Filter the entries that follow, copying every line in which the word "таблетки" appears.

_DATA LINES_
%%

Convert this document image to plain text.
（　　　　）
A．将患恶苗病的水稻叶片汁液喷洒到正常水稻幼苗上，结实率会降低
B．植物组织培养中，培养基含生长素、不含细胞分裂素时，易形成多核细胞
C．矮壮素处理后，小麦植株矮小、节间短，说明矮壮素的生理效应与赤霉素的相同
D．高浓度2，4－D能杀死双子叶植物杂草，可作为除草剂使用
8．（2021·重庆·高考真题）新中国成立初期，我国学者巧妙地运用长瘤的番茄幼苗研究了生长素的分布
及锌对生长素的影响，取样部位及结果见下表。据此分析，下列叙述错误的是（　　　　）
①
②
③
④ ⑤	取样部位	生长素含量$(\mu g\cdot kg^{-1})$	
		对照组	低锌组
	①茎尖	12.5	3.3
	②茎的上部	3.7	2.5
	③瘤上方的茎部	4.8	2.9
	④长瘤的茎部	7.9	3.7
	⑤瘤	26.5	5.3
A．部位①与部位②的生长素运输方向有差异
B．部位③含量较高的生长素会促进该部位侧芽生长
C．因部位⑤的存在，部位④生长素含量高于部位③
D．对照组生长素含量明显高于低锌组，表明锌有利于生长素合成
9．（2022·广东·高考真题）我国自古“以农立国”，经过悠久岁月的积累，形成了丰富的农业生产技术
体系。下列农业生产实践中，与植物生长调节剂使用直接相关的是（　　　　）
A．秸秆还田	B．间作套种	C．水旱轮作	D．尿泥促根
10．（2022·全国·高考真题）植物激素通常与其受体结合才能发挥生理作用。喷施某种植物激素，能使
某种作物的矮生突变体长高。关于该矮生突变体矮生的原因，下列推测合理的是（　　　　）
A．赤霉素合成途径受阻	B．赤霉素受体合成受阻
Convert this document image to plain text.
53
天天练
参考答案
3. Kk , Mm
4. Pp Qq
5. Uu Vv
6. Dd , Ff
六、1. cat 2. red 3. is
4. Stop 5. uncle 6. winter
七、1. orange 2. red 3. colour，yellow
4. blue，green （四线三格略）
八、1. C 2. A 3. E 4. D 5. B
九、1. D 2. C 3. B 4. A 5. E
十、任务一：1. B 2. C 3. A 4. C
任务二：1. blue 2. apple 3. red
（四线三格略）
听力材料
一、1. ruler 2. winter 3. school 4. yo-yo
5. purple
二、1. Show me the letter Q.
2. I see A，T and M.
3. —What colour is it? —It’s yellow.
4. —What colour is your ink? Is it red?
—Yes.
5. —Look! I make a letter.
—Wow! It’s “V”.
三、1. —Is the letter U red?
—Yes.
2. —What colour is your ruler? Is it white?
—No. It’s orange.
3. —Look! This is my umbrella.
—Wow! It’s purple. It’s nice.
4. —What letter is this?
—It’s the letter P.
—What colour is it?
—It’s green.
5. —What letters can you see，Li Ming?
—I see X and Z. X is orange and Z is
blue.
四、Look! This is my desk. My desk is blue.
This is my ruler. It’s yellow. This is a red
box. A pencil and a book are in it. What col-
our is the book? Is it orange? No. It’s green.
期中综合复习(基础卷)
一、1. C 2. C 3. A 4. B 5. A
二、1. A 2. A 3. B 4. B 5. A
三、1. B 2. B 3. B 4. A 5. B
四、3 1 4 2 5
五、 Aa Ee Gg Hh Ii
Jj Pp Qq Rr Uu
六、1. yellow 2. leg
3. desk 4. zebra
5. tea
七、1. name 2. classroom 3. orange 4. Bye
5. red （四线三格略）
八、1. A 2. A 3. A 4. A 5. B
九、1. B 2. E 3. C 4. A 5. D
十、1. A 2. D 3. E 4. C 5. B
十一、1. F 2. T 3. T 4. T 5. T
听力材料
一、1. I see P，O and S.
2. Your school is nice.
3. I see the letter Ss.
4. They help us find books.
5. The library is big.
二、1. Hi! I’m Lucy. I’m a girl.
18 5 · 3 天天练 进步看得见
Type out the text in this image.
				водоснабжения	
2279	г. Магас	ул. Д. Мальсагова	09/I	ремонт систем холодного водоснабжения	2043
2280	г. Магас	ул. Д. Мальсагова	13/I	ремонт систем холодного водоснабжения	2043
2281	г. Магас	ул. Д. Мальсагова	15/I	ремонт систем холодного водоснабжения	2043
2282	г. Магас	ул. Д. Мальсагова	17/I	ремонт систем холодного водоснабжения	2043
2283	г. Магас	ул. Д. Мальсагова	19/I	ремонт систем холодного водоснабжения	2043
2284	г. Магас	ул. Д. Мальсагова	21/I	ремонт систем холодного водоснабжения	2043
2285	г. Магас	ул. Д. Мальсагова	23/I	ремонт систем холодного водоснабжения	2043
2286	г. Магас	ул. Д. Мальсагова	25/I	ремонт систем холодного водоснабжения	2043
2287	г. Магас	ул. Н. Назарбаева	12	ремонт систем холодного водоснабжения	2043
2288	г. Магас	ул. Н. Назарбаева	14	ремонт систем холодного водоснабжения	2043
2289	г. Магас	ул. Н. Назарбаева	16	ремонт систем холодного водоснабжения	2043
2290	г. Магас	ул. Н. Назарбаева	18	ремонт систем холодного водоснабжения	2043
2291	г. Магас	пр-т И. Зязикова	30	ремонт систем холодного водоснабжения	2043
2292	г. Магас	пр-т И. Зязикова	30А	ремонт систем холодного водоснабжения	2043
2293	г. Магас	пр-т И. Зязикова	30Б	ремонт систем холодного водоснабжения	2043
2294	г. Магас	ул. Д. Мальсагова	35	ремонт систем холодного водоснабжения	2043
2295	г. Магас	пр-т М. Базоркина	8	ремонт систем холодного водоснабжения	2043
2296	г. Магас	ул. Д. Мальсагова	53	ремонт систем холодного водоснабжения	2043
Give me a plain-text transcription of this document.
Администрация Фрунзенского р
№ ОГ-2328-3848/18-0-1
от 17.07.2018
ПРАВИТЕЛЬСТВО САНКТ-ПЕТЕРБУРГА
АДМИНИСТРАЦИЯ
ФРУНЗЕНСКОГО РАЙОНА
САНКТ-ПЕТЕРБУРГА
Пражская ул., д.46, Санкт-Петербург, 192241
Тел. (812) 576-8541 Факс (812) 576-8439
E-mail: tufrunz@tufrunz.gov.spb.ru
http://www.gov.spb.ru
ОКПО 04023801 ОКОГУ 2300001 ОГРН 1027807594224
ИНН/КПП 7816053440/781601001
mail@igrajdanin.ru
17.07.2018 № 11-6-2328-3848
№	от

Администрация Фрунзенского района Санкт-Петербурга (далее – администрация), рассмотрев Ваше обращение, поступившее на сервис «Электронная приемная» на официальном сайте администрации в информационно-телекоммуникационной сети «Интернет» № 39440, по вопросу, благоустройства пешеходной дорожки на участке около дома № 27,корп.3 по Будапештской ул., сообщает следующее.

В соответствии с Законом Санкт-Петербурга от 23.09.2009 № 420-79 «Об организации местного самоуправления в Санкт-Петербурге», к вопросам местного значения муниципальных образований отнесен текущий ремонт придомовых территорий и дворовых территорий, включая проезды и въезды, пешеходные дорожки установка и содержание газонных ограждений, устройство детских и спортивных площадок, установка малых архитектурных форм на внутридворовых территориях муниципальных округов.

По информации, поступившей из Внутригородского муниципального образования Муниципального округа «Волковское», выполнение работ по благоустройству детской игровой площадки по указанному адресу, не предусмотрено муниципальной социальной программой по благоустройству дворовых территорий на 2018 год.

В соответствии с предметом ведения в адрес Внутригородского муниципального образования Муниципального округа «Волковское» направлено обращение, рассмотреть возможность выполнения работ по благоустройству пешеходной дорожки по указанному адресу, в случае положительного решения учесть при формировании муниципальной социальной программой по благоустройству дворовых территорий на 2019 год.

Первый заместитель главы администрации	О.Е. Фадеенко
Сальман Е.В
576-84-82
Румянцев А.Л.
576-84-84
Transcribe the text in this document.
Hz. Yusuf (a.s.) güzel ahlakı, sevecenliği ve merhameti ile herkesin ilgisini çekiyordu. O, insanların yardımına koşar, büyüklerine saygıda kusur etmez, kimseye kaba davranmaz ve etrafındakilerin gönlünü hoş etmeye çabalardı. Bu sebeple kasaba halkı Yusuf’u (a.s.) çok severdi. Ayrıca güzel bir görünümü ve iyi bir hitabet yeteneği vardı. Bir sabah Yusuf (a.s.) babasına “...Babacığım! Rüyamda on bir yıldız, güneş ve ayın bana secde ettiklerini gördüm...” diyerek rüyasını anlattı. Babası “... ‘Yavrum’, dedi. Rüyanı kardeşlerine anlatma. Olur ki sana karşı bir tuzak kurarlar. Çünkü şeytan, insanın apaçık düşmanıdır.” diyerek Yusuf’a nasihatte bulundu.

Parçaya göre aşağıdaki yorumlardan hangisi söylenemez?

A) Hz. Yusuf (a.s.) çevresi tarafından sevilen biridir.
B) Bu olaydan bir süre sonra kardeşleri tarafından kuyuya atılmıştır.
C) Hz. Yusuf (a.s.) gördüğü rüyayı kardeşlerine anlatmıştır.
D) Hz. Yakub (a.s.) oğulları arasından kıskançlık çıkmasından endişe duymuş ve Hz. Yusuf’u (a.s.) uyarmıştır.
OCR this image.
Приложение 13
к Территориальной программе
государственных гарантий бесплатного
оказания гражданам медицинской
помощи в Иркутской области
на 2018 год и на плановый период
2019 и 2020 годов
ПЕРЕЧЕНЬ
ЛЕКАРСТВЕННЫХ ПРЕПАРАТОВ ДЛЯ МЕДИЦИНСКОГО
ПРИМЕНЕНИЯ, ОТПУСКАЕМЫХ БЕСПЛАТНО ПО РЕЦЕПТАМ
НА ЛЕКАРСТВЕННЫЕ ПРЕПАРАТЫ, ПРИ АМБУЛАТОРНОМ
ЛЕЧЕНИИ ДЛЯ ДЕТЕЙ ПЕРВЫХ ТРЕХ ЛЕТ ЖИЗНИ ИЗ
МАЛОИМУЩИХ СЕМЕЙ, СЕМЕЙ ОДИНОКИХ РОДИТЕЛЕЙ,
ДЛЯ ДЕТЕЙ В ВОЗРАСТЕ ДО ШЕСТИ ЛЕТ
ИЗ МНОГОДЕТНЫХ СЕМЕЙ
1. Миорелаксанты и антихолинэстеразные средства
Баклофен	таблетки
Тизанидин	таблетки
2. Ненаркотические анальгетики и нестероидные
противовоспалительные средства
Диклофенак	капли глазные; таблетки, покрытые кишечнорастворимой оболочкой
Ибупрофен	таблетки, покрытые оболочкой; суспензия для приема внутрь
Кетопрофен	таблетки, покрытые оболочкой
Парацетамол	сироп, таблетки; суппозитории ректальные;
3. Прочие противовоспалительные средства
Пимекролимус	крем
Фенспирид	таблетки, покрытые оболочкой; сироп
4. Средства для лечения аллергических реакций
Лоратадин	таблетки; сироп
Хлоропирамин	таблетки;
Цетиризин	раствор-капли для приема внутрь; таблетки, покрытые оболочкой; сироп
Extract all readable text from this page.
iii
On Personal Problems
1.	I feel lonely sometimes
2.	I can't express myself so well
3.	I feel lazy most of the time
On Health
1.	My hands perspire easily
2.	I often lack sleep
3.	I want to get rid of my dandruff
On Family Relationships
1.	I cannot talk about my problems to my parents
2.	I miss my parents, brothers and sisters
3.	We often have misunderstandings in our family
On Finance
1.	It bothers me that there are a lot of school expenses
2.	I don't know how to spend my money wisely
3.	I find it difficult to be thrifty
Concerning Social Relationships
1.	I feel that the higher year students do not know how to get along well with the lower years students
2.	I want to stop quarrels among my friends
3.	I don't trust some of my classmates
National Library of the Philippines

%%

_WRITTEN REPLY_
Баклофен	таблетки
Тизанидин	таблетки
Диклофенак	капли глазные; таблетки, покрытые кишечнорастворимой оболочкой
Ибупрофен	таблетки, покрытые оболочкой; суспензия для приема внутрь
Кетопрофен	таблетки, покрытые оболочкой
Парацетамол	сироп, таблетки; суппозитории ректальные;
Фенспирид	таблетки, покрытые оболочкой; сироп
Лоратадин	таблетки; сироп
Хлоропирамин	таблетки;
Цетиризин	раствор-капли для приема внутрь; таблетки, покрытые оболочкой; сироп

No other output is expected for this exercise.